Input records
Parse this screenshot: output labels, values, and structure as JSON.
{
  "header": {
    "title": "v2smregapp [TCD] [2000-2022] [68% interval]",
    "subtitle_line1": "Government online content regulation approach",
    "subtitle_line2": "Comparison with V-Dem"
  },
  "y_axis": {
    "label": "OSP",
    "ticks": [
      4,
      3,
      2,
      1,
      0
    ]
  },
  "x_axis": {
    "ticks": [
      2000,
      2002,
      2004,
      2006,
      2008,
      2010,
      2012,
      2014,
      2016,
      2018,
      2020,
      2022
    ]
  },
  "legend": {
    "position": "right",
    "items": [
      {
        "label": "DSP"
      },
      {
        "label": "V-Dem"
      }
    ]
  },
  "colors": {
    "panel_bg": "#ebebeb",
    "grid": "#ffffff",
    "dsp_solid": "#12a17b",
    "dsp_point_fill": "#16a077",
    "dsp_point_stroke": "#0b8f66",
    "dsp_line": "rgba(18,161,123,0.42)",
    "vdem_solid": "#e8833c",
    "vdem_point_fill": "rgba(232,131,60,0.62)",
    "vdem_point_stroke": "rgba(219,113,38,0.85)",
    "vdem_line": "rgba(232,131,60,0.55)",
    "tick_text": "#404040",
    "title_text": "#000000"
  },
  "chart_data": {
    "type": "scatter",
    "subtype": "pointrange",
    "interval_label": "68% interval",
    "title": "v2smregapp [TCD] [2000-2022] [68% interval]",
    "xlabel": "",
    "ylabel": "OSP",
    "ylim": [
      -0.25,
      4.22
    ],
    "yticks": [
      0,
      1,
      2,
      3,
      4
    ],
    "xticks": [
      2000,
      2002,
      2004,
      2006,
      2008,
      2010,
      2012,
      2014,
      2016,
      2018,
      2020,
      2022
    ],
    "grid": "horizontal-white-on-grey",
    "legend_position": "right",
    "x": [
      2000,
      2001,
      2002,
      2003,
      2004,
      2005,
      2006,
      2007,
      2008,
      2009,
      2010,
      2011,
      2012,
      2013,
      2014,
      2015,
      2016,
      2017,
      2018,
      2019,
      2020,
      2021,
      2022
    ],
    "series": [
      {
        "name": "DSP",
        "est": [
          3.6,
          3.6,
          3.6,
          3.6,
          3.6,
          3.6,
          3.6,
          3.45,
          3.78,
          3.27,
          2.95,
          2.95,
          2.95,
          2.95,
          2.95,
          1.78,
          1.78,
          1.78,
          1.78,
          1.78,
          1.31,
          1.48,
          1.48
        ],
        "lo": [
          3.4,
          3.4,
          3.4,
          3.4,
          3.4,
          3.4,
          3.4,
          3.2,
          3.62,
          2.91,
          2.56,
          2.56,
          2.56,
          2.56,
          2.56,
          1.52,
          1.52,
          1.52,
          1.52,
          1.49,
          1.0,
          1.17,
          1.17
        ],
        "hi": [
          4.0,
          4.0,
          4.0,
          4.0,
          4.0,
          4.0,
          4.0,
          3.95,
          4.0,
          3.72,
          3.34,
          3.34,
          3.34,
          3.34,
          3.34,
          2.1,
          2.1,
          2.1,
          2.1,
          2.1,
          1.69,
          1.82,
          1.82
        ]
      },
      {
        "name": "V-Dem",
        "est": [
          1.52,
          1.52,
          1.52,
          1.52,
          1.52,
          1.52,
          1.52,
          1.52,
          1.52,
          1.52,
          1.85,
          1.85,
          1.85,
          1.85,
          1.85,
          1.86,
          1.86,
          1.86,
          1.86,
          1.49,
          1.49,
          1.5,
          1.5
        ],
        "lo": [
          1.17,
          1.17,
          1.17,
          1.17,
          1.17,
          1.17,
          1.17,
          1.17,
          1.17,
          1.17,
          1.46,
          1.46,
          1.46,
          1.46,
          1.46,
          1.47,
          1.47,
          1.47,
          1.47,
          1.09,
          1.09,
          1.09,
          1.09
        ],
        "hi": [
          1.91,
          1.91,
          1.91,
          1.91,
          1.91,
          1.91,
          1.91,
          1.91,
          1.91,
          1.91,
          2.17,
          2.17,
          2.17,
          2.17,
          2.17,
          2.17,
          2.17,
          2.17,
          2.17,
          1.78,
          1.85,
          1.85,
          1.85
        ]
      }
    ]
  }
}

Instructions for the task
Which lines in the listing above hold the word "rgba"? Show each of them.

The completed task
    "dsp_line": "rgba(18,161,123,0.42)",
    "vdem_point_fill": "rgba(232,131,60,0.62)",
    "vdem_point_stroke": "rgba(219,113,38,0.85)",
    "vdem_line": "rgba(232,131,60,0.55)",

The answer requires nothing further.